■ **MATERIAL PROVIDED**:
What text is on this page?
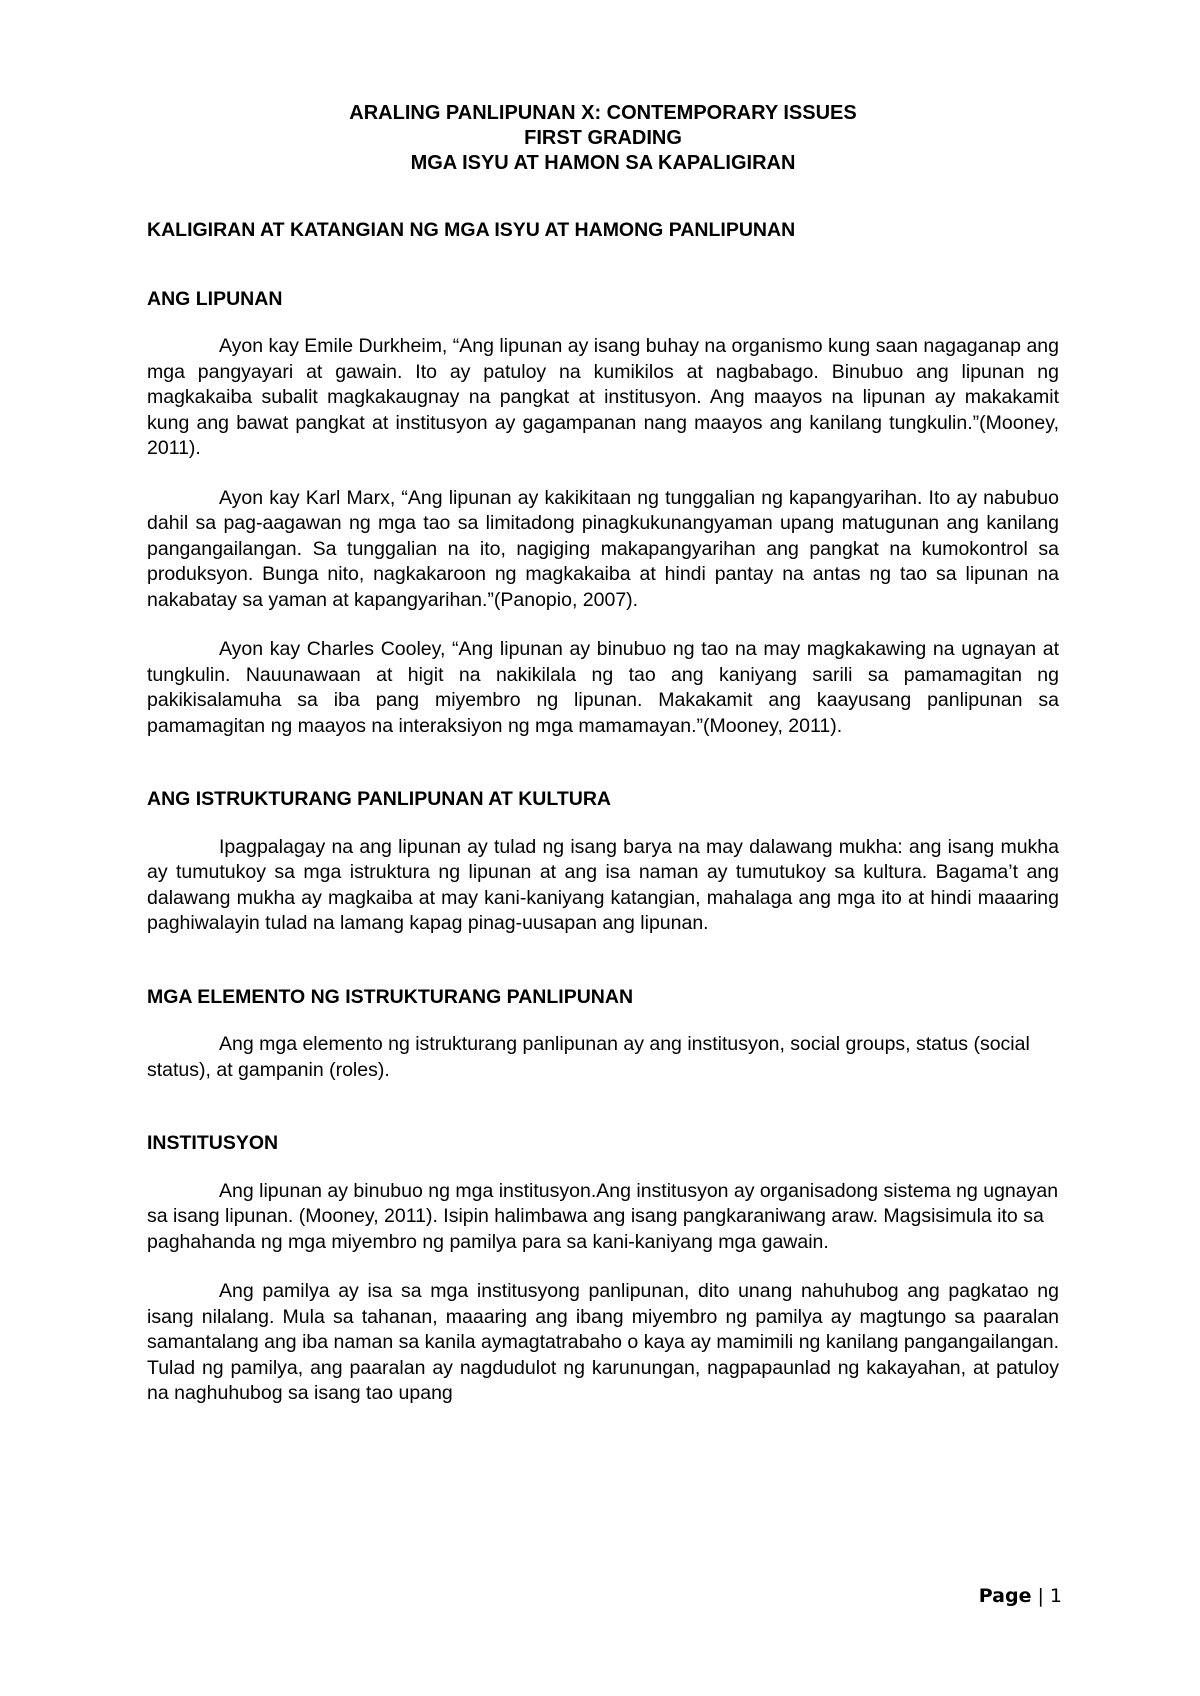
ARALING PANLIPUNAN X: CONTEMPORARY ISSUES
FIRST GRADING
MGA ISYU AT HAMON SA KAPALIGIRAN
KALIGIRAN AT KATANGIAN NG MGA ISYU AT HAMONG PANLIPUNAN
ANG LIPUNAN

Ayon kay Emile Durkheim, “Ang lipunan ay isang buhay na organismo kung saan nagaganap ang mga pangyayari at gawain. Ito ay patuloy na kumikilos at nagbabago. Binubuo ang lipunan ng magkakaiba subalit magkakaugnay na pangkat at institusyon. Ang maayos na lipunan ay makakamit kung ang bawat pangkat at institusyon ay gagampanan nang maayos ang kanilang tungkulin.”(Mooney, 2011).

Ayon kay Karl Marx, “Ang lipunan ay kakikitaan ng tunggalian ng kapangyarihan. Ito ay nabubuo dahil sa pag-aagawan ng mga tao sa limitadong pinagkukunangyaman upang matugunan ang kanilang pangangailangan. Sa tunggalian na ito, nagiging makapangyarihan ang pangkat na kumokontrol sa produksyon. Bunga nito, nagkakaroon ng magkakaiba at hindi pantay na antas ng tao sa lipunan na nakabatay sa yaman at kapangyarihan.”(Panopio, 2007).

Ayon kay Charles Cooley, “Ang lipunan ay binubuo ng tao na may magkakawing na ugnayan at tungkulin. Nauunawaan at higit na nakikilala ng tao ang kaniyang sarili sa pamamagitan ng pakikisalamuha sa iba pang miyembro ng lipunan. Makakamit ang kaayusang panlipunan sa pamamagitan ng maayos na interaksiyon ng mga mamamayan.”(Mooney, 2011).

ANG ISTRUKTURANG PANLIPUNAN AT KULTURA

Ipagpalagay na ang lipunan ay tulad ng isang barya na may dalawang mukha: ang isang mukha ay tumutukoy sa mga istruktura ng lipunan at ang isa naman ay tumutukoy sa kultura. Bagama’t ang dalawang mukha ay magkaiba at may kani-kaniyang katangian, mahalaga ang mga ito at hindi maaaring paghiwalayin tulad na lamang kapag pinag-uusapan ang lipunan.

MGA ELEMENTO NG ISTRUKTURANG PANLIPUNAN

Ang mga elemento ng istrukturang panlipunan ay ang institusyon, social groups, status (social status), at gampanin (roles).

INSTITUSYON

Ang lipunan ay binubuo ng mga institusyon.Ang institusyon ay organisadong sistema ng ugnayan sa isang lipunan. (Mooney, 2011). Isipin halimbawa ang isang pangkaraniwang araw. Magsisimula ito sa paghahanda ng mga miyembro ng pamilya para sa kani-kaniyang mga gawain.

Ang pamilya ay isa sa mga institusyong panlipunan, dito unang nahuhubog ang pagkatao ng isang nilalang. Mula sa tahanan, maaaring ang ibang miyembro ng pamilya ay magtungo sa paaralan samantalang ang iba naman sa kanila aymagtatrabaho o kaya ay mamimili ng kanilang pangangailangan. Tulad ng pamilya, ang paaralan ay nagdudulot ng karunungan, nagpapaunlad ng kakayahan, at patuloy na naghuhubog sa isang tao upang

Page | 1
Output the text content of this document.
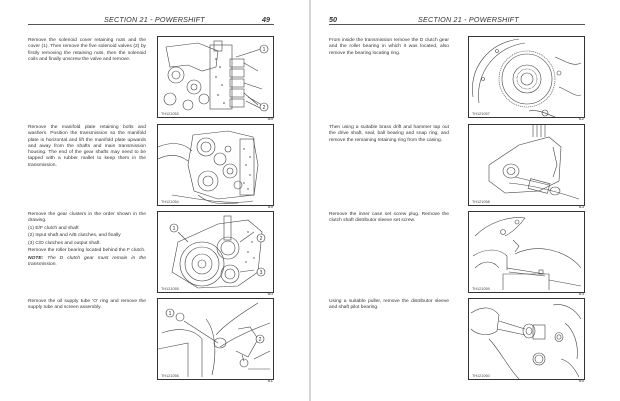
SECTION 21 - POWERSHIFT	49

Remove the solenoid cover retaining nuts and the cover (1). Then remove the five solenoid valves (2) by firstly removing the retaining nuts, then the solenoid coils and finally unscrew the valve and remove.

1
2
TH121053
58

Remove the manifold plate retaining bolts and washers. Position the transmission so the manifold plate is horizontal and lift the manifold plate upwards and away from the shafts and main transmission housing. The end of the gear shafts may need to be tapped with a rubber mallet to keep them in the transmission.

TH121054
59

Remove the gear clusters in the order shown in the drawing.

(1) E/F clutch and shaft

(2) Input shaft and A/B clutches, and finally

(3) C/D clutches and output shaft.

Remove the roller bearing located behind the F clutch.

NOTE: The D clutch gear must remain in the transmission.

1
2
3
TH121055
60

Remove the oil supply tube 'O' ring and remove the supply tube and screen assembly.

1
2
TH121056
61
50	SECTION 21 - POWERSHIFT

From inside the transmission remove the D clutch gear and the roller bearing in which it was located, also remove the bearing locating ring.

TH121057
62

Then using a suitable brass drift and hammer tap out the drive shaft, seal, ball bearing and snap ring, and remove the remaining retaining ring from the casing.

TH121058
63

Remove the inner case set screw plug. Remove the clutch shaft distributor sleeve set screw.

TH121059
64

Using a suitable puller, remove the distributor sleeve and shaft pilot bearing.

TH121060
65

■ **WHAT THIS TASK INVOLVES**:
Show every line in the entries where the string "maayos" occurs.

■ **WRITTEN RESPONSE**:
Ayon kay Emile Durkheim, “Ang lipunan ay isang buhay na organismo kung saan nagaganap ang mga pangyayari at gawain. Ito ay patuloy na kumikilos at nagbabago. Binubuo ang lipunan ng magkakaiba subalit magkakaugnay na pangkat at institusyon. Ang maayos na lipunan ay makakamit kung ang bawat pangkat at institusyon ay gagampanan nang maayos ang kanilang tungkulin.”(Mooney, 2011).
Ayon kay Charles Cooley, “Ang lipunan ay binubuo ng tao na may magkakawing na ugnayan at tungkulin. Nauunawaan at higit na nakikilala ng tao ang kaniyang sarili sa pamamagitan ng pakikisalamuha sa iba pang miyembro ng lipunan. Makakamit ang kaayusang panlipunan sa pamamagitan ng maayos na interaksiyon ng mga mamamayan.”(Mooney, 2011).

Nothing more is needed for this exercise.